-- BEGIN Material for the task --

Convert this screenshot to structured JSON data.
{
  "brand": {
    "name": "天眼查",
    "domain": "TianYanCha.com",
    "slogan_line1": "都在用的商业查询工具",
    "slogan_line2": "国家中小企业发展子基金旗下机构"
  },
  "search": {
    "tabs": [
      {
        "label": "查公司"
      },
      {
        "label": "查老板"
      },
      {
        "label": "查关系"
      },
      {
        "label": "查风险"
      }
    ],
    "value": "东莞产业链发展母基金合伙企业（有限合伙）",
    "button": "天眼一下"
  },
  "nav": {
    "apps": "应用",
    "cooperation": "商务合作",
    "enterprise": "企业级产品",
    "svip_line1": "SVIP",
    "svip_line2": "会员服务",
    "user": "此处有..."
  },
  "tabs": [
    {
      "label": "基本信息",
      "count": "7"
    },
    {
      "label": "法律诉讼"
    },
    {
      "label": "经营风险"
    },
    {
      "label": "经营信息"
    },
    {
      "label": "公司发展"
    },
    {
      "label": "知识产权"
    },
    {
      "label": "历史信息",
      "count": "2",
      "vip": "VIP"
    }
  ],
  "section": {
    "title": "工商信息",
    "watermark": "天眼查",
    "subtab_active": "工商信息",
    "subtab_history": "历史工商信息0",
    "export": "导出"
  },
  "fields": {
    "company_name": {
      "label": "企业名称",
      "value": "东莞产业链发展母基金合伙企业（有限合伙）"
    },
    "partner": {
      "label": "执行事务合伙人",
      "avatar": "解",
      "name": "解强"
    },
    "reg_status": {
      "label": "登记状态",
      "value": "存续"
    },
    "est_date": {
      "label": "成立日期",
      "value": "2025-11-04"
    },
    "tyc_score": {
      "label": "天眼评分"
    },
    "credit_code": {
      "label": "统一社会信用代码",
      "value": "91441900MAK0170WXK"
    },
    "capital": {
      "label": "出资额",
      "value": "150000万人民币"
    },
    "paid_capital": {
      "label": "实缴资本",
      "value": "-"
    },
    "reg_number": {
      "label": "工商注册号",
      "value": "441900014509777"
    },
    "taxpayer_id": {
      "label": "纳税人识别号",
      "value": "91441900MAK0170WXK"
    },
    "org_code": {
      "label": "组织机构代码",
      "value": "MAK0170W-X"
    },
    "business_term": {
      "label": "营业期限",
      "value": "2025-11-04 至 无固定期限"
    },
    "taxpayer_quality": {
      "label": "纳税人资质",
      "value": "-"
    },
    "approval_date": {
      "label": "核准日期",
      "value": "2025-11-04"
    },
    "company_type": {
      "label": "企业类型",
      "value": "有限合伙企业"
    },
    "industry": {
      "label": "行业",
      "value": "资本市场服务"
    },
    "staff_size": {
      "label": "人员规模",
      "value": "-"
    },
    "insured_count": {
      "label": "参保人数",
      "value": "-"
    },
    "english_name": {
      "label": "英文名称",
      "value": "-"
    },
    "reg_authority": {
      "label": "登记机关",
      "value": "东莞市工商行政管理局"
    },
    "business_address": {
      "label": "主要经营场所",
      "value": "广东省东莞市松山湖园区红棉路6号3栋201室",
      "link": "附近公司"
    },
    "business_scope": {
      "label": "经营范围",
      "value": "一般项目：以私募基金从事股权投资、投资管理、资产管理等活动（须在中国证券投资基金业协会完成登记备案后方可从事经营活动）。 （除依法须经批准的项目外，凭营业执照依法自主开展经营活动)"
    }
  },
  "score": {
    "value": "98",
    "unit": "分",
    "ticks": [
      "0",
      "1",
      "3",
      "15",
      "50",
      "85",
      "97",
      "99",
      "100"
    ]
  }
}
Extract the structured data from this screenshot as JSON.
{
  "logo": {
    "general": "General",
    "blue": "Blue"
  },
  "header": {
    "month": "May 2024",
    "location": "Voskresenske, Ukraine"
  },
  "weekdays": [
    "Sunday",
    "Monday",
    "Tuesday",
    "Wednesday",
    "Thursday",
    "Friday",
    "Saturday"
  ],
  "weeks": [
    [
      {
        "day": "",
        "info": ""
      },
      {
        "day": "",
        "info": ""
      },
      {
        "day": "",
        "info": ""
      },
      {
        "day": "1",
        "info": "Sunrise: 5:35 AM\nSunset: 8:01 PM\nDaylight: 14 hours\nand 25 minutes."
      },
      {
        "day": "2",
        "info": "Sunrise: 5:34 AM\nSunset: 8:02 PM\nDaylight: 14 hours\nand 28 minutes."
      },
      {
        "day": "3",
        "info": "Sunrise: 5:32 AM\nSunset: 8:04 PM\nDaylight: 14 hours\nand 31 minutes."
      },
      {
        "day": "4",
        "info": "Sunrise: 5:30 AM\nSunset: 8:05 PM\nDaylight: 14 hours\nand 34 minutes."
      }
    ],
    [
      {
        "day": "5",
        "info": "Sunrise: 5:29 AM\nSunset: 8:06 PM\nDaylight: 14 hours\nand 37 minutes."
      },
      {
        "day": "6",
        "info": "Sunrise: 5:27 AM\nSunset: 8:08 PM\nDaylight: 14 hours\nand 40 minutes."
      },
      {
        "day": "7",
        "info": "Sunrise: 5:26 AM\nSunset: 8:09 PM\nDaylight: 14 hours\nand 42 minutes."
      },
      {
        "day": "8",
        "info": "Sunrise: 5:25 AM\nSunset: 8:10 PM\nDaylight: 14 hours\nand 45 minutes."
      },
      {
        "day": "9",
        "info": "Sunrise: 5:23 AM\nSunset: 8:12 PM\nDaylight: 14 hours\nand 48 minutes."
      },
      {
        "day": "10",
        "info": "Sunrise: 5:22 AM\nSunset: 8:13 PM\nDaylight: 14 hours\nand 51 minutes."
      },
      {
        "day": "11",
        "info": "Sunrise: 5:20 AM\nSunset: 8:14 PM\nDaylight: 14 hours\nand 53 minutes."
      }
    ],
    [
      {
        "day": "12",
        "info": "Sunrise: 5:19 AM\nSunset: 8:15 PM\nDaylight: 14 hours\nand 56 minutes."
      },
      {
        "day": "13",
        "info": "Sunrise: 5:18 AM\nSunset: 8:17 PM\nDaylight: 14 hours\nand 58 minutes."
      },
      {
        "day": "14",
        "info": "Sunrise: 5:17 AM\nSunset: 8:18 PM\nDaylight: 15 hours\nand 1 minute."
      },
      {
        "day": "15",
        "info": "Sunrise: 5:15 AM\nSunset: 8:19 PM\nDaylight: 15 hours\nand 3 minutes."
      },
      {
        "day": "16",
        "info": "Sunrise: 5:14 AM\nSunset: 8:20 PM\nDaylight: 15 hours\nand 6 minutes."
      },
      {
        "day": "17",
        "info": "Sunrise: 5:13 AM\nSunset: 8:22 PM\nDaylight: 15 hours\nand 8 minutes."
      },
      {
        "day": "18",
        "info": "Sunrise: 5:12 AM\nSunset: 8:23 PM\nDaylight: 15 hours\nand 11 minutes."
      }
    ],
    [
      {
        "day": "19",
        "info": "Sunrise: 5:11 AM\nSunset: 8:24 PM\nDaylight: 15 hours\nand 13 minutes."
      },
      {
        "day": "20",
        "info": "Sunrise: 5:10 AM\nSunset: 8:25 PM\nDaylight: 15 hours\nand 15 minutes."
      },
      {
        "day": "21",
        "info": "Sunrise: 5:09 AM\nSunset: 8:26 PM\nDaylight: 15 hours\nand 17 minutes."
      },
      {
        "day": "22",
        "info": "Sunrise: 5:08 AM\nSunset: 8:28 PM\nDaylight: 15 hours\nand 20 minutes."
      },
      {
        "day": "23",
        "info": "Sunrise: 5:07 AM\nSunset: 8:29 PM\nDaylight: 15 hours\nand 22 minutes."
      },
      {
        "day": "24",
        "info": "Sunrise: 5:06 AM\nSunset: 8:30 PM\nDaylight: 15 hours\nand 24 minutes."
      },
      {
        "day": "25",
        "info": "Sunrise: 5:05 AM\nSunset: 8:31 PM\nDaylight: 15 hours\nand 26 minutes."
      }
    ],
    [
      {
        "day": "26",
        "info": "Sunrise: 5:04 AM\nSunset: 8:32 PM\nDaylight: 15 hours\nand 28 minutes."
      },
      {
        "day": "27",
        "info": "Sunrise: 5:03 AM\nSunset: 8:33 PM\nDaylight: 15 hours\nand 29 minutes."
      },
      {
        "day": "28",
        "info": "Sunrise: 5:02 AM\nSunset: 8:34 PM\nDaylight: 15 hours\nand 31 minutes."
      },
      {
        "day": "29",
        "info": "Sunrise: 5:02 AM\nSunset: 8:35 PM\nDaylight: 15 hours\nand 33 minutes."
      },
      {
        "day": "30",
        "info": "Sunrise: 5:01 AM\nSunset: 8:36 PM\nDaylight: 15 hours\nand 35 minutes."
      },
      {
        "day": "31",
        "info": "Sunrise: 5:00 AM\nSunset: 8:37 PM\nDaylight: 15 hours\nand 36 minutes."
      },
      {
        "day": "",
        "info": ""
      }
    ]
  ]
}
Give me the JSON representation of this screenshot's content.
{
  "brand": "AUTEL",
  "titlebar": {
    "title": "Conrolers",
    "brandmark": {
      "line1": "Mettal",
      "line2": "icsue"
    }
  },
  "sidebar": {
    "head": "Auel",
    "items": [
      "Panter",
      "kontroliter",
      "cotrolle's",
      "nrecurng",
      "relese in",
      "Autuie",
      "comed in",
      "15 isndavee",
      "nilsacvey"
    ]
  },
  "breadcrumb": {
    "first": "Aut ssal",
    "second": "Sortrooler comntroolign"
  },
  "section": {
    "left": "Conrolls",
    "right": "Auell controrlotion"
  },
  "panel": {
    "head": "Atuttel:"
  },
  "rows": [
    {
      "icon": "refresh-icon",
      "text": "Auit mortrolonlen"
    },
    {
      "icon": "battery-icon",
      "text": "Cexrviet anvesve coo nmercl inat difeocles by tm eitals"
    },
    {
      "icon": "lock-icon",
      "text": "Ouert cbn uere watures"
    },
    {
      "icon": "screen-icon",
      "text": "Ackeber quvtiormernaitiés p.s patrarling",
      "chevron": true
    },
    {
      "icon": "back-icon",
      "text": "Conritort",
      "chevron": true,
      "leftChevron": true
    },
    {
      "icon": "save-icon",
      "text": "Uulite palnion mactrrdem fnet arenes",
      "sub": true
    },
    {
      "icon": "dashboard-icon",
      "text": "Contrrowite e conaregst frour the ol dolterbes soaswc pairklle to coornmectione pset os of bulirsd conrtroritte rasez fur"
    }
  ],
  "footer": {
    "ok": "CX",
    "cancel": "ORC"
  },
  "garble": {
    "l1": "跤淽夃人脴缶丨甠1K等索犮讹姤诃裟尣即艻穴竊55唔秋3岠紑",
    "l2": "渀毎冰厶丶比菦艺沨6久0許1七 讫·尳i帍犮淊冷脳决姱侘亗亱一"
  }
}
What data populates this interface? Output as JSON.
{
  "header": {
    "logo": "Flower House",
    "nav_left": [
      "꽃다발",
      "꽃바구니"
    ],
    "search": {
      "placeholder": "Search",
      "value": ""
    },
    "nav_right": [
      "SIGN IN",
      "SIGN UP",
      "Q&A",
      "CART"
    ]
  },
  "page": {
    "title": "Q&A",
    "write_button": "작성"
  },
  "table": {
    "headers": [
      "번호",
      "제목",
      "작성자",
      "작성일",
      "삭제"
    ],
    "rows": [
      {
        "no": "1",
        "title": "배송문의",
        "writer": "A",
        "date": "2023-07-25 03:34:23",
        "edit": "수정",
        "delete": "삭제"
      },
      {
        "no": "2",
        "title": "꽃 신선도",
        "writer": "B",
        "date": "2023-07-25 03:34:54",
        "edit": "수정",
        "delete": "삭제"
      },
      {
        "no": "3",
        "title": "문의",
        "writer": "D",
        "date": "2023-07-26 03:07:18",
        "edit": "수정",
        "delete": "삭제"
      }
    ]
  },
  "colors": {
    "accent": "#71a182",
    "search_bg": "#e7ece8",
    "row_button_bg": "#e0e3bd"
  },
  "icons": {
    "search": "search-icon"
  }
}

-- END Material for the task --

▶ _Do this_
Only the lines from the one with "What data populates" through the end of the material are wanted; copy them exactly, both ends included.

▶ _Response for this exercise_
What data populates this interface? Output as JSON.
{
  "header": {
    "logo": "Flower House",
    "nav_left": [
      "꽃다발",
      "꽃바구니"
    ],
    "search": {
      "placeholder": "Search",
      "value": ""
    },
    "nav_right": [
      "SIGN IN",
      "SIGN UP",
      "Q&A",
      "CART"
    ]
  },
  "page": {
    "title": "Q&A",
    "write_button": "작성"
  },
  "table": {
    "headers": [
      "번호",
      "제목",
      "작성자",
      "작성일",
      "삭제"
    ],
    "rows": [
      {
        "no": "1",
        "title": "배송문의",
        "writer": "A",
        "date": "2023-07-25 03:34:23",
        "edit": "수정",
        "delete": "삭제"
      },
      {
        "no": "2",
        "title": "꽃 신선도",
        "writer": "B",
        "date": "2023-07-25 03:34:54",
        "edit": "수정",
        "delete": "삭제"
      },
      {
        "no": "3",
        "title": "문의",
        "writer": "D",
        "date": "2023-07-26 03:07:18",
        "edit": "수정",
        "delete": "삭제"
      }
    ]
  },
  "colors": {
    "accent": "#71a182",
    "search_bg": "#e7ece8",
    "row_button_bg": "#e0e3bd"
  },
  "icons": {
    "search": "search-icon"
  }
}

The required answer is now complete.